## Short task 1
Please return, word for word, the part of the trout recipe thread that opens with the words containing "For the sauce, 1" and closes with "onions if desired.".
## Short task 2
Translate this sentence from the trout recipe thread into Spanish: "The heat cooks out and you are left with a great Jalapeno taste."

+++ Source text

# Looking for your favorite Trout recipes



## Joejoe070 (May 9, 2013)

I am gonna cook up some trout on Friday and want to do something different then fried I want something different and tasty anyone have some good ideas?


----------



## dbarham (Aug 13, 2005)

Gut em gill em scale em leave head on cut slats down each side rub down with butter lemon garlic sea salt and lemon pepper roll in foil and throw on coals while you bbq thank me later. I ate a many bass this way too growing up on the san marcos and guadalupe and comal rivers!


----------



## Joejoe070 (May 9, 2013)

dbarham said:


> Gut em gill em scale em leave head on cut slats down each side rub down with butter lemon garlic sea salt and lemon pepper roll in foil and throw on coals while you bbq thank me later. I ate a many bass this way too growing up on the san marcos and guadalupe and comal rivers!


Ahhhhh your killing me lol I only have filets tho does it matter if I don't have the heads.


----------



## dbarham (Aug 13, 2005)

Same deal they will cook real fast


----------



## Joejoe070 (May 9, 2013)

dbarham said:


> Same deal they will cook real fast


Sounds good if I cook them this way ill let you know how they turned out


----------



## dbarham (Aug 13, 2005)

Or blacken them on a hot skilllet with a little lemon garlic butter


----------



## bigfly55 (Apr 18, 2012)

I like to do a version of Trout Laguna with a crab meat sauce.

Marinate the filets in Green Tobasco sauce for 30 mins. Saute in Butter or coconut oil. The heat cooks out and you are left with a great Jalapeno taste. Some people dredge in flour, i usually do not.

For the sauce, 1 stick butter, 1 C heavy cream, 1 Tbsp creole mustard, 6 oz. crabmeat, 6 oz. shrimp (ok to use 50/60 cnt shrimp for this) could also sub crawfish tailmeat if desired, couple dashes ur favorite creole type seasoning. Could also add diced bell peppers and onions if desired.

I usually serve this with rice as the sauce can stand on its own, and goes great with the rice.


----------



## Joejoe070 (May 9, 2013)

bigfly55 said:


> I like to do a version of Trout Laguna with a crab meat sauce.
> 
> Marinate the filets in Green Tobasco sauce for 30 mins. Saute in Butter or coconut oil. The heat cooks out and you are left with a great Jalapeno taste. Some people dredge in flour, i usually do not.
> 
> ...


I might have to do all these recipes dont know which one to pick now lol i know my mouth is watering already and friday needs to hurry up and get here

Sent from my iPhone using Tapatalk


----------



## CoastalOutfitters (Aug 20, 2004)

++++++
+++ Supplied data

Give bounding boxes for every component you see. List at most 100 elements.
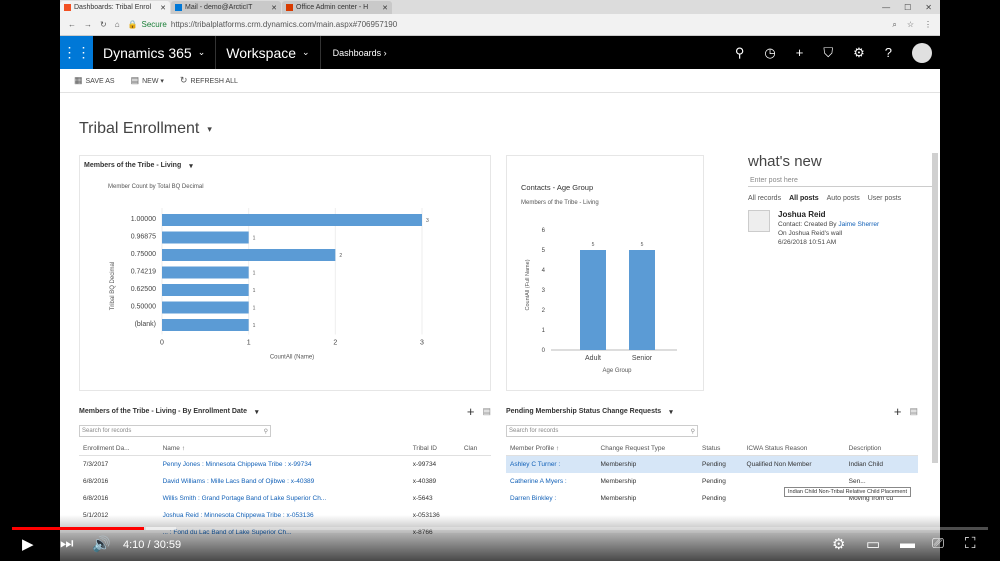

++++++

## Correct answer 1
For the sauce, 1 stick butter, 1 C heavy cream, 1 Tbsp creole mustard, 6 oz. crabmeat, 6 oz. shrimp (ok to use 50/60 cnt shrimp for this) could also sub crawfish tailmeat if desired, couple dashes ur favorite creole type seasoning. Could also add diced bell peppers and onions if desired.

## Correct answer 2
El picante desaparece con la cocción y queda un gran sabor a jalapeño.